• _DATA RECORDS_:

* start *

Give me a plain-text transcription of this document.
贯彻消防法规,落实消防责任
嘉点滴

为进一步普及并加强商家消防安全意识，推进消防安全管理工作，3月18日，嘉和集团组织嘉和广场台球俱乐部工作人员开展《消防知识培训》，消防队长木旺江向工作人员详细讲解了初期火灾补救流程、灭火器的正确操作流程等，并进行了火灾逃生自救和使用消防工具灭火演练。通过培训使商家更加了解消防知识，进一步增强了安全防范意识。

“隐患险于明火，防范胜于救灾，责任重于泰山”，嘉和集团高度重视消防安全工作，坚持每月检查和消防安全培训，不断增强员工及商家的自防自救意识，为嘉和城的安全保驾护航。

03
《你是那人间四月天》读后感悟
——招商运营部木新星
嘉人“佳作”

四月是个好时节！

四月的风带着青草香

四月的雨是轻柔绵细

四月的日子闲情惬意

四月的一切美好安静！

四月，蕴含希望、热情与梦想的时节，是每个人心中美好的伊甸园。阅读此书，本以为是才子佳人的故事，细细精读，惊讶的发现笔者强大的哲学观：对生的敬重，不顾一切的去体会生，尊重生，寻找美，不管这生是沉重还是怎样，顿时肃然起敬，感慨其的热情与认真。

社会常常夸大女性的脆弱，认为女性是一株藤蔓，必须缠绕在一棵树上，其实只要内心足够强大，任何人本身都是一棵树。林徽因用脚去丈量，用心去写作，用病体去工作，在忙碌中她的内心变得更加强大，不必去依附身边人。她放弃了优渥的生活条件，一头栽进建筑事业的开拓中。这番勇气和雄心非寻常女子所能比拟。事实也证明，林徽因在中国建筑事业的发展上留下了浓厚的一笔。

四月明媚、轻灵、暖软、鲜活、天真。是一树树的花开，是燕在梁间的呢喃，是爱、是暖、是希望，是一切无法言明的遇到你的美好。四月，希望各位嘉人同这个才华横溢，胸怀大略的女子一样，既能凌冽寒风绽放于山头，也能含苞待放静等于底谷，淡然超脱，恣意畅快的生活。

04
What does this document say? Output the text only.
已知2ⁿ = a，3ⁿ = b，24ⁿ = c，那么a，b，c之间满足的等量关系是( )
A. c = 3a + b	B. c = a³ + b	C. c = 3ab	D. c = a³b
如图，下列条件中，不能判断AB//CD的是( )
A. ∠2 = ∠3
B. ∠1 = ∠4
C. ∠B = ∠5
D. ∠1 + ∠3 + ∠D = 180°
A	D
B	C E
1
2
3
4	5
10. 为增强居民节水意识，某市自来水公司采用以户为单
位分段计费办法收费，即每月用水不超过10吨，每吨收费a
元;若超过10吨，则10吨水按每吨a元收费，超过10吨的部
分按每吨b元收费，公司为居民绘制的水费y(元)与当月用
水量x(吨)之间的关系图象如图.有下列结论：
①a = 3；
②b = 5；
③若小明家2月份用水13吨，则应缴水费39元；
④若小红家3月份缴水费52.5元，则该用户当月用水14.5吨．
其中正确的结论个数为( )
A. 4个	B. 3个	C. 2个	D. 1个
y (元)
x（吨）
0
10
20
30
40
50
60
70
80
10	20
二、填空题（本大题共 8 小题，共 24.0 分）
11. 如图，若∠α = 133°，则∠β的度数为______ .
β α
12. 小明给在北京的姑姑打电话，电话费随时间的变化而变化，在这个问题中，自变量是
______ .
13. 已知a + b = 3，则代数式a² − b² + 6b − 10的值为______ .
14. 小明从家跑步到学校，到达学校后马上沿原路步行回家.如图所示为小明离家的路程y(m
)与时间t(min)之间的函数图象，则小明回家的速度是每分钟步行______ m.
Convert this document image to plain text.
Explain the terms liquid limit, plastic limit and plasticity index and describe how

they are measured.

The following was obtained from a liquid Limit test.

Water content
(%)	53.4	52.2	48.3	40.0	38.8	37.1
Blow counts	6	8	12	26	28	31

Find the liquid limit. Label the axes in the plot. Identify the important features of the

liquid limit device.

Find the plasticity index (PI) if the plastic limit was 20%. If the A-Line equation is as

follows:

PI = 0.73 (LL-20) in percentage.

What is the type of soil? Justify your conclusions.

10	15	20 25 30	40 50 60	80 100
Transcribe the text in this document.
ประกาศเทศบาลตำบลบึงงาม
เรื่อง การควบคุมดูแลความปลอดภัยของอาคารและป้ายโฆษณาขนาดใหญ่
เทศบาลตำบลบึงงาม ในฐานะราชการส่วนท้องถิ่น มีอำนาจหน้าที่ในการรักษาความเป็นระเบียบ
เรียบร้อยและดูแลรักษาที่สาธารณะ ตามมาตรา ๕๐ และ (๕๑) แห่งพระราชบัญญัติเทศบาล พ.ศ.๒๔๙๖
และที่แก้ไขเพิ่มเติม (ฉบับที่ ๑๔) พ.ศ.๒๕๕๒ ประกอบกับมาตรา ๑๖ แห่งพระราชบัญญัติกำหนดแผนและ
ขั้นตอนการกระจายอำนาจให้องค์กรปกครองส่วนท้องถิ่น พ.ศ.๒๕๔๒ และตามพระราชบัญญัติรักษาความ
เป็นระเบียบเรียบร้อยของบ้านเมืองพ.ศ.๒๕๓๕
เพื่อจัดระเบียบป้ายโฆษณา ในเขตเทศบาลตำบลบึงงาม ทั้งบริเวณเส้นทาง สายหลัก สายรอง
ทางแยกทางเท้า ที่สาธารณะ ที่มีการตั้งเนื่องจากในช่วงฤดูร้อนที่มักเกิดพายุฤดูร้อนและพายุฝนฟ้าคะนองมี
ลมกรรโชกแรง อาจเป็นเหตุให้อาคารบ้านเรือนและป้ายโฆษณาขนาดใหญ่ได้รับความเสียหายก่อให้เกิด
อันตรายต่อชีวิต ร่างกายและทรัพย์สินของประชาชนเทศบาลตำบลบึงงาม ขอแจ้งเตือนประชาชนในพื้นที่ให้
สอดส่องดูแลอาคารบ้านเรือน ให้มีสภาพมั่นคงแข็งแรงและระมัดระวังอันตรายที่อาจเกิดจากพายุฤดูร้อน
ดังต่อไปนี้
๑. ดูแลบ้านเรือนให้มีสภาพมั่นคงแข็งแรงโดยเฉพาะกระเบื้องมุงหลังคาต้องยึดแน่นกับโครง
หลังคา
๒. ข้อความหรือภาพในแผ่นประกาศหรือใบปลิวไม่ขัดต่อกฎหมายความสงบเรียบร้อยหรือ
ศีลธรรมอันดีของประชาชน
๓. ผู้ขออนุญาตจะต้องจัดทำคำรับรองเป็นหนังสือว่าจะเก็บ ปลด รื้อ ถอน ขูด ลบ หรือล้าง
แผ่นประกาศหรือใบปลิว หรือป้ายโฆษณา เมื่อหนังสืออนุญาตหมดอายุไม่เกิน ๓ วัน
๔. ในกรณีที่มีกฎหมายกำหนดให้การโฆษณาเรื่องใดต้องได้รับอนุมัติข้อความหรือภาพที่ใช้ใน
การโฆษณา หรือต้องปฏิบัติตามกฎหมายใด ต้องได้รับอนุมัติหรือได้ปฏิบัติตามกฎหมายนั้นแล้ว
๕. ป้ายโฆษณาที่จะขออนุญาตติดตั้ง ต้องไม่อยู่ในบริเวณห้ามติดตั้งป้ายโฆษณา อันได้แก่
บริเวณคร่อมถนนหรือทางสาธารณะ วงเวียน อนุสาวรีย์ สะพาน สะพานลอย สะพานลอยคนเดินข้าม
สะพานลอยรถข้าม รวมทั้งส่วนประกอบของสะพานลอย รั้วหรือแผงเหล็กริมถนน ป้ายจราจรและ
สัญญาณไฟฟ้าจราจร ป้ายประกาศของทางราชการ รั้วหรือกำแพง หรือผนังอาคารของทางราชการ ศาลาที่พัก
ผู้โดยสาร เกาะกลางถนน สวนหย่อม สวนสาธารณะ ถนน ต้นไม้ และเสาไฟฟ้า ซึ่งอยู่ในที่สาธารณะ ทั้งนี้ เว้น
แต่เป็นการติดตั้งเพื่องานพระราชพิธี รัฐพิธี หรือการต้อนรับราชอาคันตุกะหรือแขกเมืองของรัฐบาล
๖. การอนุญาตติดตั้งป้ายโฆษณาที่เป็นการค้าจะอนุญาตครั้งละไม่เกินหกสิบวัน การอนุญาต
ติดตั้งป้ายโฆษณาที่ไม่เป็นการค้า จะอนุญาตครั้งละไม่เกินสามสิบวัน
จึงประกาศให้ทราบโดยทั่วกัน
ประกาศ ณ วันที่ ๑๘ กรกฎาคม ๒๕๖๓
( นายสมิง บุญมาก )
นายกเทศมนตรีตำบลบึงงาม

* end *

• _SHORT TASK_: Filter for "plasticity". Return all lines that hold it.

• _EXERCISE OUTPUT_:
Explain the terms liquid limit, plastic limit and plasticity index and describe how
Find the plasticity index (PI) if the plastic limit was 20%. If the A-Line equation is as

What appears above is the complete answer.